▶ _PROBLEM DETAILS_:
Output each line exactly as it appears, skipping any embedded picture.

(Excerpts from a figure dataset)
+++

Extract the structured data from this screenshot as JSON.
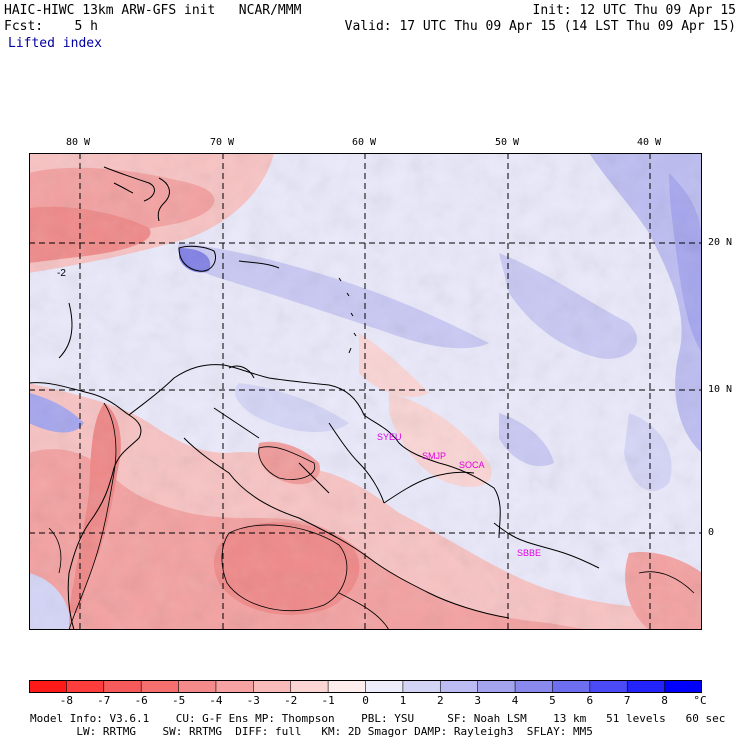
{
  "header": {
    "title": "HAIC-HIWC 13km ARW-GFS init   NCAR/MMM",
    "init": "Init: 12 UTC Thu 09 Apr 15",
    "fcst": "Fcst:    5 h",
    "valid": "Valid: 17 UTC Thu 09 Apr 15 (14 LST Thu 09 Apr 15)",
    "field": "Lifted index"
  },
  "map": {
    "lon_labels": [
      "80 W",
      "70 W",
      "60 W",
      "50 W",
      "40 W"
    ],
    "lat_labels": [
      "20 N",
      "10 N",
      "0"
    ],
    "contour_label": "-2",
    "station_labels": [
      {
        "name": "SYEU",
        "color": "#e000e0"
      },
      {
        "name": "SMJP",
        "color": "#e000e0"
      },
      {
        "name": "SOCA",
        "color": "#e000e0"
      },
      {
        "name": "SBBE",
        "color": "#e000e0"
      }
    ]
  },
  "colorbar": {
    "ticks": [
      "-8",
      "-7",
      "-6",
      "-5",
      "-4",
      "-3",
      "-2",
      "-1",
      "0",
      "1",
      "2",
      "3",
      "4",
      "5",
      "6",
      "7",
      "8"
    ],
    "unit": "°C",
    "colors": [
      "#ff1a1a",
      "#ff3d3d",
      "#f75a5a",
      "#f56f6f",
      "#f58a8a",
      "#f6a2a2",
      "#f9baba",
      "#fbd4d4",
      "#fdeded",
      "#ececfb",
      "#d4d4f7",
      "#bcbcf2",
      "#a4a4ee",
      "#8a8aee",
      "#6e6ef0",
      "#4a4af6",
      "#2323fb",
      "#0000ff"
    ]
  },
  "footer": {
    "line1": "Model Info: V3.6.1    CU: G-F Ens MP: Thompson    PBL: YSU     SF: Noah LSM    13 km   51 levels   60 sec",
    "line2": "       LW: RRTMG    SW: RRTMG  DIFF: full   KM: 2D Smagor DAMP: Rayleigh3  SFLAY: MM5"
  }
}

+++

▶ _EXERCISE OUTPUT_:
Extract the structured data from this screenshot as JSON.
{
  "header": {
    "title": "HAIC-HIWC 13km ARW-GFS init   NCAR/MMM",
    "init": "Init: 12 UTC Thu 09 Apr 15",
    "fcst": "Fcst:    5 h",
    "valid": "Valid: 17 UTC Thu 09 Apr 15 (14 LST Thu 09 Apr 15)",
    "field": "Lifted index"
  },
  "map": {
    "lon_labels": [
      "80 W",
      "70 W",
      "60 W",
      "50 W",
      "40 W"
    ],
    "lat_labels": [
      "20 N",
      "10 N",
      "0"
    ],
    "contour_label": "-2",
    "station_labels": [
      {
        "name": "SYEU",
        "color": "#e000e0"
      },
      {
        "name": "SMJP",
        "color": "#e000e0"
      },
      {
        "name": "SOCA",
        "color": "#e000e0"
      },
      {
        "name": "SBBE",
        "color": "#e000e0"
      }
    ]
  },
  "colorbar": {
    "ticks": [
      "-8",
      "-7",
      "-6",
      "-5",
      "-4",
      "-3",
      "-2",
      "-1",
      "0",
      "1",
      "2",
      "3",
      "4",
      "5",
      "6",
      "7",
      "8"
    ],
    "unit": "°C",
    "colors": [
      "#ff1a1a",
      "#ff3d3d",
      "#f75a5a",
      "#f56f6f",
      "#f58a8a",
      "#f6a2a2",
      "#f9baba",
      "#fbd4d4",
      "#fdeded",
      "#ececfb",
      "#d4d4f7",
      "#bcbcf2",
      "#a4a4ee",
      "#8a8aee",
      "#6e6ef0",
      "#4a4af6",
      "#2323fb",
      "#0000ff"
    ]
  },
  "footer": {
    "line1": "Model Info: V3.6.1    CU: G-F Ens MP: Thompson    PBL: YSU     SF: Noah LSM    13 km   51 levels   60 sec",
    "line2": "       LW: RRTMG    SW: RRTMG  DIFF: full   KM: 2D Smagor DAMP: Rayleigh3  SFLAY: MM5"
  }
}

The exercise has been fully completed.